--- begin Dataset ---
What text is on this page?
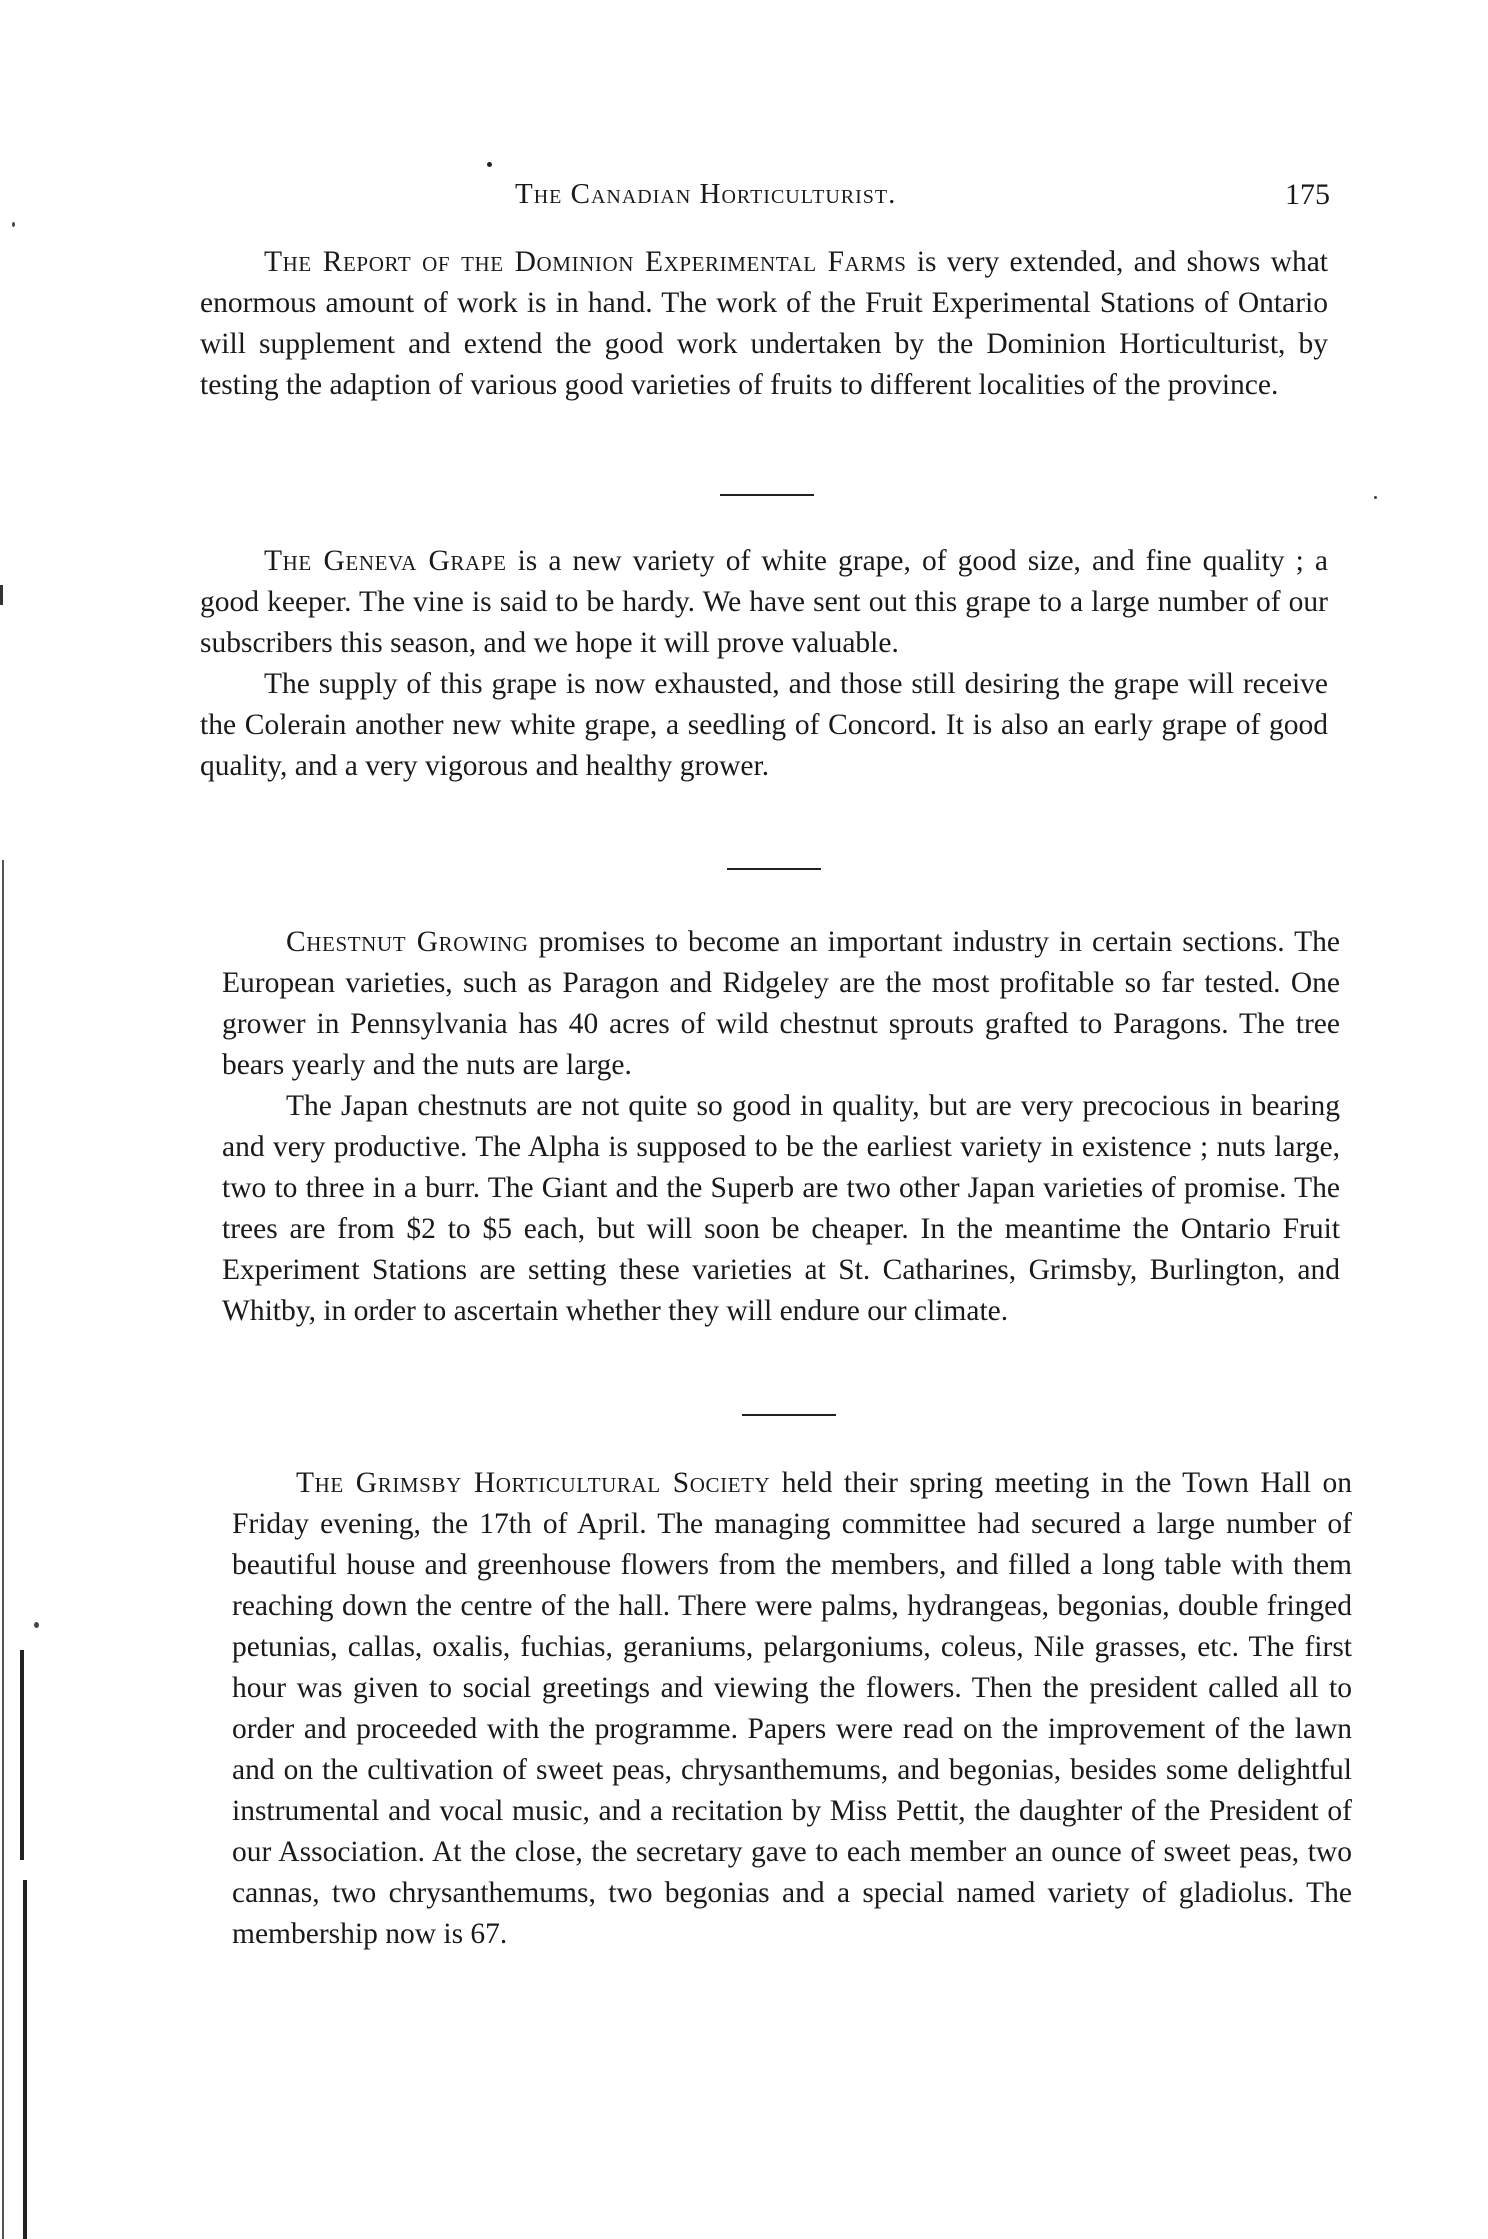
The Canadian Horticulturist.	175

The Report of the Dominion Experimental Farms is very extended, and shows what enormous amount of work is in hand. The work of the Fruit Experimental Stations of Ontario will supplement and extend the good work undertaken by the Dominion Horticulturist, by testing the adaption of various good varieties of fruits to different localities of the province.

The Geneva Grape is a new variety of white grape, of good size, and fine quality ; a good keeper. The vine is said to be hardy. We have sent out this grape to a large number of our subscribers this season, and we hope it will prove valuable.

The supply of this grape is now exhausted, and those still desiring the grape will receive the Colerain another new white grape, a seedling of Concord. It is also an early grape of good quality, and a very vigorous and healthy grower.

Chestnut Growing promises to become an important industry in certain sections. The European varieties, such as Paragon and Ridgeley are the most profitable so far tested. One grower in Pennsylvania has 40 acres of wild chestnut sprouts grafted to Paragons. The tree bears yearly and the nuts are large.

The Japan chestnuts are not quite so good in quality, but are very precocious in bearing and very productive. The Alpha is supposed to be the earliest variety in existence ; nuts large, two to three in a burr. The Giant and the Superb are two other Japan varieties of promise. The trees are from $2 to $5 each, but will soon be cheaper. In the meantime the Ontario Fruit Experiment Stations are setting these varieties at St. Catharines, Grimsby, Burlington, and Whitby, in order to ascertain whether they will endure our climate.

The Grimsby Horticultural Society held their spring meeting in the Town Hall on Friday evening, the 17th of April. The managing committee had secured a large number of beautiful house and greenhouse flowers from the members, and filled a long table with them reaching down the centre of the hall. There were palms, hydrangeas, begonias, double fringed petunias, callas, oxalis, fuchias, geraniums, pelargoniums, coleus, Nile grasses, etc. The first hour was given to social greetings and viewing the flowers. Then the president called all to order and proceeded with the programme. Papers were read on the improvement of the lawn and on the cultivation of sweet peas, chrysanthemums, and begonias, besides some delightful instrumental and vocal music, and a recitation by Miss Pettit, the daughter of the President of our Association. At the close, the secretary gave to each member an ounce of sweet peas, two cannas, two chrysanthemums, two begonias and a special named variety of gladiolus. The membership now is 67.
--- end Dataset ---
Which lines hold the string "grape"? Copy all of them from the data above.

Exercise solution -
The Geneva Grape is a new variety of white grape, of good size, and fine quality ; a good keeper. The vine is said to be hardy. We have sent out this grape to a large number of our subscribers this season, and we hope it will prove valuable.
The supply of this grape is now exhausted, and those still desiring the grape will receive the Colerain another new white grape, a seedling of Concord. It is also an early grape of good quality, and a very vigorous and healthy grower.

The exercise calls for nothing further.